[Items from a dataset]

::::

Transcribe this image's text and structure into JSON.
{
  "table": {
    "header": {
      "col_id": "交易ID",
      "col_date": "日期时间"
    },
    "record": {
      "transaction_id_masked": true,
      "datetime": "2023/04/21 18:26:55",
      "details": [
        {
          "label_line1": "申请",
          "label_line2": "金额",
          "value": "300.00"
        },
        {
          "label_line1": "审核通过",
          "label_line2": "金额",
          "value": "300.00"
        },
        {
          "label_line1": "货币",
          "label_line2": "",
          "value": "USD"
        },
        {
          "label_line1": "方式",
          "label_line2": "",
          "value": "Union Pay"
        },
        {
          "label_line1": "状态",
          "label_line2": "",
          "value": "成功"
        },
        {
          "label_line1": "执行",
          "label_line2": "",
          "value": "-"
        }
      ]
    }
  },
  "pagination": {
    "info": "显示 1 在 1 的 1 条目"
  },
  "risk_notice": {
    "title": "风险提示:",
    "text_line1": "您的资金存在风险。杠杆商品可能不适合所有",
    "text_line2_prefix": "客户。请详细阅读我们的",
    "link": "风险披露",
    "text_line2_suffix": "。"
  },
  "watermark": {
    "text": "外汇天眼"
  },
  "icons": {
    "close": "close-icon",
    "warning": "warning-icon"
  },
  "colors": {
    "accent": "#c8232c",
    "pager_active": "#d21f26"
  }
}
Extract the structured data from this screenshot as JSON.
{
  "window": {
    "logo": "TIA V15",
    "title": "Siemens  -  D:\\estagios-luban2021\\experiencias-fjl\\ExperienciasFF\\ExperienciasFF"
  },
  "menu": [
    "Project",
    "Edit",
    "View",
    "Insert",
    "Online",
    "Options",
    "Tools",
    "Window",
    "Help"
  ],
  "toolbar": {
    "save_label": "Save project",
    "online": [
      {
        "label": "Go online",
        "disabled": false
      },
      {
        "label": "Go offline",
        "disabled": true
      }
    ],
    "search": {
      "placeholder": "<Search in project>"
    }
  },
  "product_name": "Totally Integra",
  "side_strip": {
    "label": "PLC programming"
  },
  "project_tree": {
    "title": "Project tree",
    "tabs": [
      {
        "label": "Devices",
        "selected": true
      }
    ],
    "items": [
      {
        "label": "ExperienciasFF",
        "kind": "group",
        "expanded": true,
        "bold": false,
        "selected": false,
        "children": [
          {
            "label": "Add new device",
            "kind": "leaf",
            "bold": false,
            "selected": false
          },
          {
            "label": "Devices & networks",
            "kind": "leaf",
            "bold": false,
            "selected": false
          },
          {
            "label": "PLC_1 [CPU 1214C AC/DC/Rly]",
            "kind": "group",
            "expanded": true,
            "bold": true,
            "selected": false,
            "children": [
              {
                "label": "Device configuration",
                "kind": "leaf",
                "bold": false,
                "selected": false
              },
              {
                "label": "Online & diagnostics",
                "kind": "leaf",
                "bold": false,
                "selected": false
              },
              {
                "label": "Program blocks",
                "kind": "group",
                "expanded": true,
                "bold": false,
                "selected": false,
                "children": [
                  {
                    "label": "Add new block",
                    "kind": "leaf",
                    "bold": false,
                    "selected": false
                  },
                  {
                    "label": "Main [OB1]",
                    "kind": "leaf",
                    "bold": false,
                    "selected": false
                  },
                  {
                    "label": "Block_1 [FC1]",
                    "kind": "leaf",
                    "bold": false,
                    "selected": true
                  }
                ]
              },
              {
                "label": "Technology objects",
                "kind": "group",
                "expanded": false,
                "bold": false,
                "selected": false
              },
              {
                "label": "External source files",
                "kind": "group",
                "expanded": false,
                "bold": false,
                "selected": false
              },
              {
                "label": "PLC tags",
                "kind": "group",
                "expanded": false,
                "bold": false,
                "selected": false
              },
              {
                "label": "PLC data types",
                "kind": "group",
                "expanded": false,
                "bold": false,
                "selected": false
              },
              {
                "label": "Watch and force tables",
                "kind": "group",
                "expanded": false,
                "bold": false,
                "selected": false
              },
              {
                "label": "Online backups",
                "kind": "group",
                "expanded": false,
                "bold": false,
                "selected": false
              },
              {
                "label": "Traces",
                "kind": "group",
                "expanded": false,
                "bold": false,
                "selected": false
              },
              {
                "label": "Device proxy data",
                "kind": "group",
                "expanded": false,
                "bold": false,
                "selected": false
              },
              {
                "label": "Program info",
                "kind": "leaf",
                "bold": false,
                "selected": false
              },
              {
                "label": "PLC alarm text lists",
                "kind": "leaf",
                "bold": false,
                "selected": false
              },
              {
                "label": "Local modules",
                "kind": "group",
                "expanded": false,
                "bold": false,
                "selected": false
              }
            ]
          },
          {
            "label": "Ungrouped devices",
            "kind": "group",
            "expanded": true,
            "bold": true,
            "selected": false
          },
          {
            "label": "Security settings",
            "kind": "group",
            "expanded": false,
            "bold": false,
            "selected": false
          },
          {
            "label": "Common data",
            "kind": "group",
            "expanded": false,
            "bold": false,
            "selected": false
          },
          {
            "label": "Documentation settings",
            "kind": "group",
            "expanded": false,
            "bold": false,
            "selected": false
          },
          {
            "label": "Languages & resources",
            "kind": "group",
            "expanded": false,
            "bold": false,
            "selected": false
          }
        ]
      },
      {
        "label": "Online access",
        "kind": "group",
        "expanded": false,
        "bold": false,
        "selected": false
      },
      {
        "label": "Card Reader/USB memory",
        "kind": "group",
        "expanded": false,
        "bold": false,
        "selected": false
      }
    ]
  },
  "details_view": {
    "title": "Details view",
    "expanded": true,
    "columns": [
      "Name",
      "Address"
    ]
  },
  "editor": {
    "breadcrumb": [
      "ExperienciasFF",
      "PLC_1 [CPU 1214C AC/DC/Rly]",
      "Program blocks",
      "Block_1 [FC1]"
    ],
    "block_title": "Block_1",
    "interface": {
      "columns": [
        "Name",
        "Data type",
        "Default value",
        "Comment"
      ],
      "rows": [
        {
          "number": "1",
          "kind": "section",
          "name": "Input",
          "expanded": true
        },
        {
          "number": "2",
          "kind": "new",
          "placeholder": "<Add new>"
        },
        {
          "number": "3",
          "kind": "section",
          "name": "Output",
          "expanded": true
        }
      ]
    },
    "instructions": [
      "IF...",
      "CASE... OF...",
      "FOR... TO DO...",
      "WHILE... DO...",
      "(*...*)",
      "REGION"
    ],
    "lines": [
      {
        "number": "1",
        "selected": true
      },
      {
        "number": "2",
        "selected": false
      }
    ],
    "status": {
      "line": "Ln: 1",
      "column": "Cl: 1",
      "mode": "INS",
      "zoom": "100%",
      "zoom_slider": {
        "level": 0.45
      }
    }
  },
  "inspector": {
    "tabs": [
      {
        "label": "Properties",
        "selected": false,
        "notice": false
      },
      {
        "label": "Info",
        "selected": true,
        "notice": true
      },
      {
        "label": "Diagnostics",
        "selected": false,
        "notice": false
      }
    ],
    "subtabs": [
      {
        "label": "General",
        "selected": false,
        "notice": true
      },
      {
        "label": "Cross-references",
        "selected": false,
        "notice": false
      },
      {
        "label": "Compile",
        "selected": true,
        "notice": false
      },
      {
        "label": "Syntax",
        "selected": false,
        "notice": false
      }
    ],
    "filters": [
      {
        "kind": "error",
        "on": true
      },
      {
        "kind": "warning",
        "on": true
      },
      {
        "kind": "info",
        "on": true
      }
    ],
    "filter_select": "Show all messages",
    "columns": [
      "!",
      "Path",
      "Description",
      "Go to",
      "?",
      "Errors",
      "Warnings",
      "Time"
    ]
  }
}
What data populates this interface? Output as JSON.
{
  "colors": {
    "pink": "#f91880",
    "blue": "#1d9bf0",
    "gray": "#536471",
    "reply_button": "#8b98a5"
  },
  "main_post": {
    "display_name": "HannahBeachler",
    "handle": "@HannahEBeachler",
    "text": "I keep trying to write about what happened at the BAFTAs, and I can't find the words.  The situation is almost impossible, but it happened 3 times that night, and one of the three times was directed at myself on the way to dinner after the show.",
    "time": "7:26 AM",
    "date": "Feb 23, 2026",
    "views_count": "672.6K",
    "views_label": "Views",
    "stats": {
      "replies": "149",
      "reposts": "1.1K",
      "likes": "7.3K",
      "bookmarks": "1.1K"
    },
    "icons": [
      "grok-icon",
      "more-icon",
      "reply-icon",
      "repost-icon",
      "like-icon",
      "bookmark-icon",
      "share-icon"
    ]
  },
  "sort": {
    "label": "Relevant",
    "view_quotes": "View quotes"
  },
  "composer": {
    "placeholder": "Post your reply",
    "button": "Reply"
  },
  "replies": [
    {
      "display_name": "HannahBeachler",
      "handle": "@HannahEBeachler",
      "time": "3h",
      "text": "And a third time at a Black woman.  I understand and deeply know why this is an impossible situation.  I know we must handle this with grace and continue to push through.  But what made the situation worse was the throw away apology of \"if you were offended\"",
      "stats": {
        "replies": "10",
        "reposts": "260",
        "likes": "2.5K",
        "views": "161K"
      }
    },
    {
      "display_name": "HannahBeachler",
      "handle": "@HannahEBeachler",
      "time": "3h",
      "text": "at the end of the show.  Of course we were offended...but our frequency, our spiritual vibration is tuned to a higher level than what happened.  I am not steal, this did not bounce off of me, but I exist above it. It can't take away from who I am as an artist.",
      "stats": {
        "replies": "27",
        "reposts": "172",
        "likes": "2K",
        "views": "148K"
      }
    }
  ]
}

::::

Given instruction:
Read through the entries and copy each line in which "this" appears.

Response:
Transcribe this image's text and structure into JSON.
Extract the structured data from this screenshot as JSON.
What data populates this interface? Output as JSON.
      "text": "And a third time at a Black woman.  I understand and deeply know why this is an impossible situation.  I know we must handle this with grace and continue to push through.  But what made the situation worse was the throw away apology of \"if you were offended\"",
      "text": "at the end of the show.  Of course we were offended...but our frequency, our spiritual vibration is tuned to a higher level than what happened.  I am not steal, this did not bounce off of me, but I exist above it. It can't take away from who I am as an artist.",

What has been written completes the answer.